* **What you will do**:
Copy every line of the records below where the word "your" occurs.

* **Data supplied**:
********************
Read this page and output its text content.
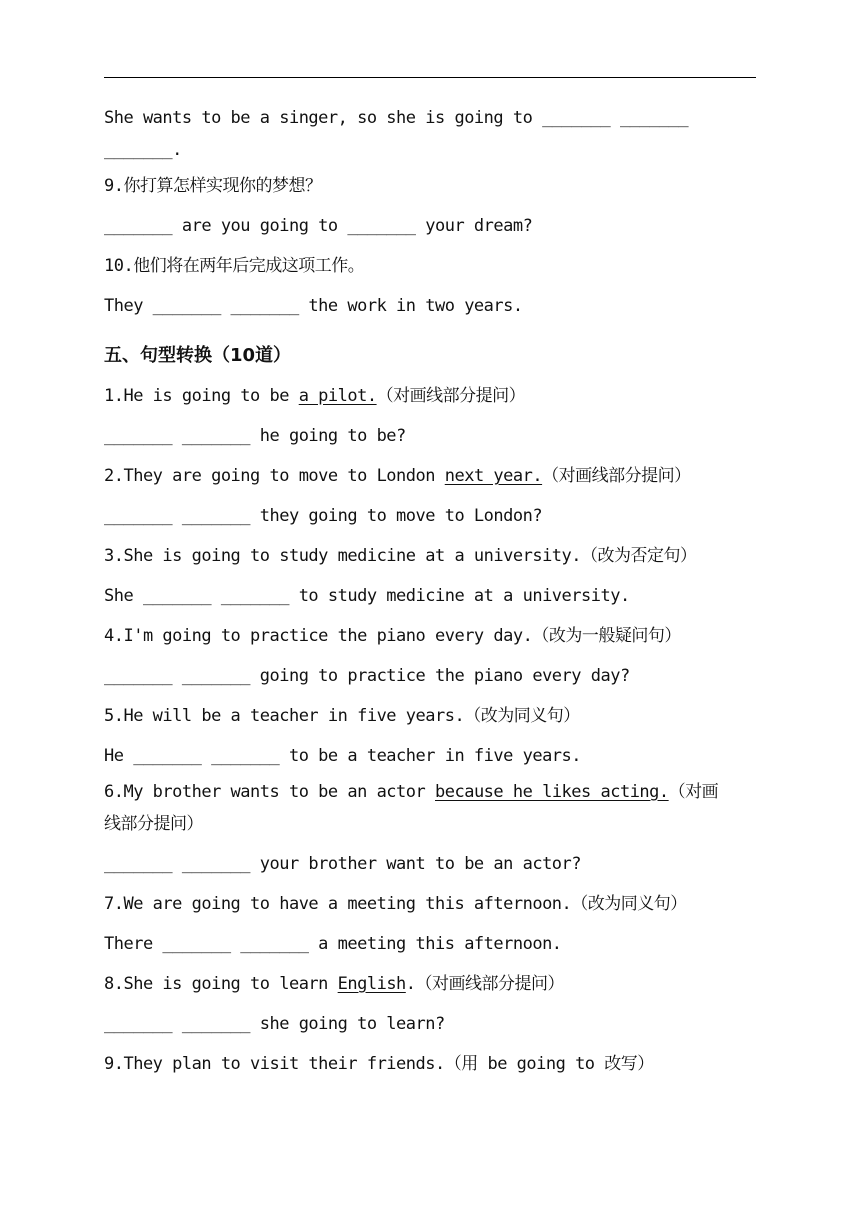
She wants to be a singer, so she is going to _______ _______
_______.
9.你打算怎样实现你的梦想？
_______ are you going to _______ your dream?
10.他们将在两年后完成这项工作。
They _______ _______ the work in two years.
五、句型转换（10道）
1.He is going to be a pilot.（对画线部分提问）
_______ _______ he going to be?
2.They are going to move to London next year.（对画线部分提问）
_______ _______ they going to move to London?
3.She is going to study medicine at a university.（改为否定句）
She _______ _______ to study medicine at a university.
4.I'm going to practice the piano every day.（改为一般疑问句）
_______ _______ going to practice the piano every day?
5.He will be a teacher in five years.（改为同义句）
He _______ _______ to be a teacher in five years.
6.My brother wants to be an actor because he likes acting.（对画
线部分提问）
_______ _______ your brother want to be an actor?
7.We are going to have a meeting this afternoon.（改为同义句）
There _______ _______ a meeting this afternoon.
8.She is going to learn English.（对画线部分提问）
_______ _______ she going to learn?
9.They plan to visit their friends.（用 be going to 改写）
********************
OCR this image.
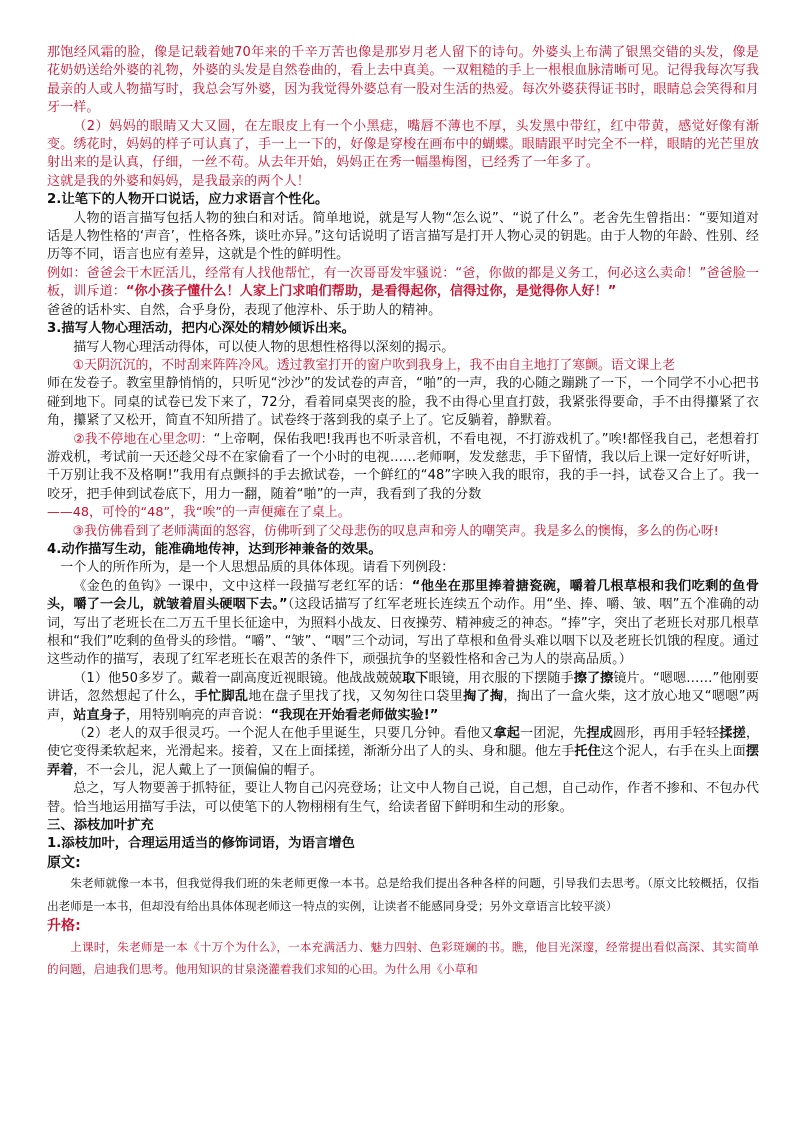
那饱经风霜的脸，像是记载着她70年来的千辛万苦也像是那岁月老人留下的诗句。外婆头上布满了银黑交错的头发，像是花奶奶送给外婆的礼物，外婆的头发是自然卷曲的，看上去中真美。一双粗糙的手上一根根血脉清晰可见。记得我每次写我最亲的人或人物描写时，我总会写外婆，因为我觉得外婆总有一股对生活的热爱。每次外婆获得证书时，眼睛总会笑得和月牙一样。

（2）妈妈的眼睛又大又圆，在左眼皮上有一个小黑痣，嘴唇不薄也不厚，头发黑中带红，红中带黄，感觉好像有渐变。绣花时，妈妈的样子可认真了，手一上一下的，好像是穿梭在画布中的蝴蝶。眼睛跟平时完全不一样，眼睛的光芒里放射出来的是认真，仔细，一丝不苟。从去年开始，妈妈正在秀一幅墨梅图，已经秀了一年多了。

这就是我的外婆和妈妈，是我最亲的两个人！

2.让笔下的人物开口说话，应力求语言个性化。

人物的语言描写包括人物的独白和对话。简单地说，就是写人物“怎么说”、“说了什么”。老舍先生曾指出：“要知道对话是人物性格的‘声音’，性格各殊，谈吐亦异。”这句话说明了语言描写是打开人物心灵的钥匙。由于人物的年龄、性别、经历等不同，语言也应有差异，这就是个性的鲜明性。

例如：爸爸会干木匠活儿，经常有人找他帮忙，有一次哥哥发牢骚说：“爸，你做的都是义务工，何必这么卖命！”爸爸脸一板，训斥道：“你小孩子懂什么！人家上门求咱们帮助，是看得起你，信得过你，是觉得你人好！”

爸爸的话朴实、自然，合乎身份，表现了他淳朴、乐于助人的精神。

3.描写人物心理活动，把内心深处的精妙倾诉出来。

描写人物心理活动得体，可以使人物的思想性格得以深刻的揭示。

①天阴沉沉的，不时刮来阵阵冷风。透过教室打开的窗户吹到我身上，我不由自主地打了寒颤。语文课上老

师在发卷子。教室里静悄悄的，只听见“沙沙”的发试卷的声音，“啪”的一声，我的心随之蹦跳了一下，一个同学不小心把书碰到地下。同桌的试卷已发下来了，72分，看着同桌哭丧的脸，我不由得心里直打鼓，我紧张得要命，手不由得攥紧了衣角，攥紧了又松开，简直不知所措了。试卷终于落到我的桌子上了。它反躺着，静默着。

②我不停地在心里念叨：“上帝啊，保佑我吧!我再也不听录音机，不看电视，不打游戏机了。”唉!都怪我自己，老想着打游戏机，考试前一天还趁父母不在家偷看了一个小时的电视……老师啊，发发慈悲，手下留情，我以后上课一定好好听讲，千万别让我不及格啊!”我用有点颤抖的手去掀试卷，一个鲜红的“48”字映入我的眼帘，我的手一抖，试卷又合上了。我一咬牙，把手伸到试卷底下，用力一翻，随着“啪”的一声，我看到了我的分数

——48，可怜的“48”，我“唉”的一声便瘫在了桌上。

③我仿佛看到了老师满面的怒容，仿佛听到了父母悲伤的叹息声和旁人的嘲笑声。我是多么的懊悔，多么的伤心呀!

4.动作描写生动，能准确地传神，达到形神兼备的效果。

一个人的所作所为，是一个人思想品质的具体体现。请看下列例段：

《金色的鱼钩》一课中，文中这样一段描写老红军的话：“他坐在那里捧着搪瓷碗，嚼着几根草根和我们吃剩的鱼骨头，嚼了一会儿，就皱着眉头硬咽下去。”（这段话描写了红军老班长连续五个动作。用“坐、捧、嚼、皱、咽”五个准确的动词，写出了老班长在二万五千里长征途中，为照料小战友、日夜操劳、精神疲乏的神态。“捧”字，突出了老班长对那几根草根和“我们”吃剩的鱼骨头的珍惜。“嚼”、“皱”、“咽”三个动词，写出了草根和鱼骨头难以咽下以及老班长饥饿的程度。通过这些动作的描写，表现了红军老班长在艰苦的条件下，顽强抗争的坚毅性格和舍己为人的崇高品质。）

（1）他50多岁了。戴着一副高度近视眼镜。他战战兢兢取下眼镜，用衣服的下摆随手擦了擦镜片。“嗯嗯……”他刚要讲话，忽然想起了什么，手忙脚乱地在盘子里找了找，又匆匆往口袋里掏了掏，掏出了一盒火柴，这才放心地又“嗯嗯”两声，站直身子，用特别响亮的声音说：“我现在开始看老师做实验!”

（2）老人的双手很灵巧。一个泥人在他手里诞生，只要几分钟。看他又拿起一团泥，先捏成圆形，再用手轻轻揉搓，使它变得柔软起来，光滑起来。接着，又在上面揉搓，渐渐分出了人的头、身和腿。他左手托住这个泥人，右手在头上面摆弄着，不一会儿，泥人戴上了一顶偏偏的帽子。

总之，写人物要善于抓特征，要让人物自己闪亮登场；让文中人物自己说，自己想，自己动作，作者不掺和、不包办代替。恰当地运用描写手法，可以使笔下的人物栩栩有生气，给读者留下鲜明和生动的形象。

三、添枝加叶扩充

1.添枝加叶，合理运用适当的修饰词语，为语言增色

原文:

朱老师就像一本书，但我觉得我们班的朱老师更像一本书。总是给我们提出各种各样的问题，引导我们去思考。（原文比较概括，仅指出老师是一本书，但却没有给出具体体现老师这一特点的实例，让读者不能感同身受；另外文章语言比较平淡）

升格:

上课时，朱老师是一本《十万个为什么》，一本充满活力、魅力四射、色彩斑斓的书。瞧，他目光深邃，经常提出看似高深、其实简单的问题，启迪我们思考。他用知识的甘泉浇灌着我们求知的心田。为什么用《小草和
********************
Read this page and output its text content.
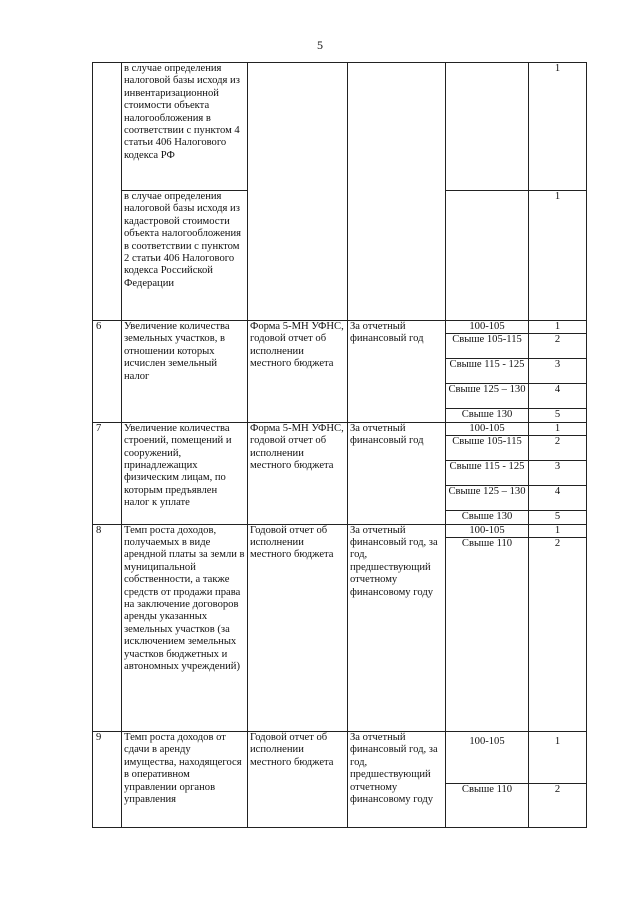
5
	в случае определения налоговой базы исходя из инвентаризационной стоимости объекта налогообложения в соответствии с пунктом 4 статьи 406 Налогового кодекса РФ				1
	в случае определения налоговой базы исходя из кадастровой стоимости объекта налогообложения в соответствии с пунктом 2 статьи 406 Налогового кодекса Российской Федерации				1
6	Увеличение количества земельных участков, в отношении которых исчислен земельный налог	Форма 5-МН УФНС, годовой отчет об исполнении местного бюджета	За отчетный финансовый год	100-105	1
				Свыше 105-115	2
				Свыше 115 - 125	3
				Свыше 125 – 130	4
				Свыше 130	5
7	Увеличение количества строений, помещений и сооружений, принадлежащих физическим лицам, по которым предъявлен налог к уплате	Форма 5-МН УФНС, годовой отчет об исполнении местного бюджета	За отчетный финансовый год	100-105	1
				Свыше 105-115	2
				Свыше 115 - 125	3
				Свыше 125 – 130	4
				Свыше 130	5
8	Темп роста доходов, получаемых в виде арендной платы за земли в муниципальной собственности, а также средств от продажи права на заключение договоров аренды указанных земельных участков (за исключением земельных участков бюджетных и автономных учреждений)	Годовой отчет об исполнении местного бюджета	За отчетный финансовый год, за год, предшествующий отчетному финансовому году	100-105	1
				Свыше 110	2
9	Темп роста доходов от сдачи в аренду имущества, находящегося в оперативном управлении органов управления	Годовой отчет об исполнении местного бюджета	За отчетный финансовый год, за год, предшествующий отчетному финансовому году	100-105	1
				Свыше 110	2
********************
* **Solution**:
_______ are you going to _______ your dream?
_______ _______ your brother want to be an actor?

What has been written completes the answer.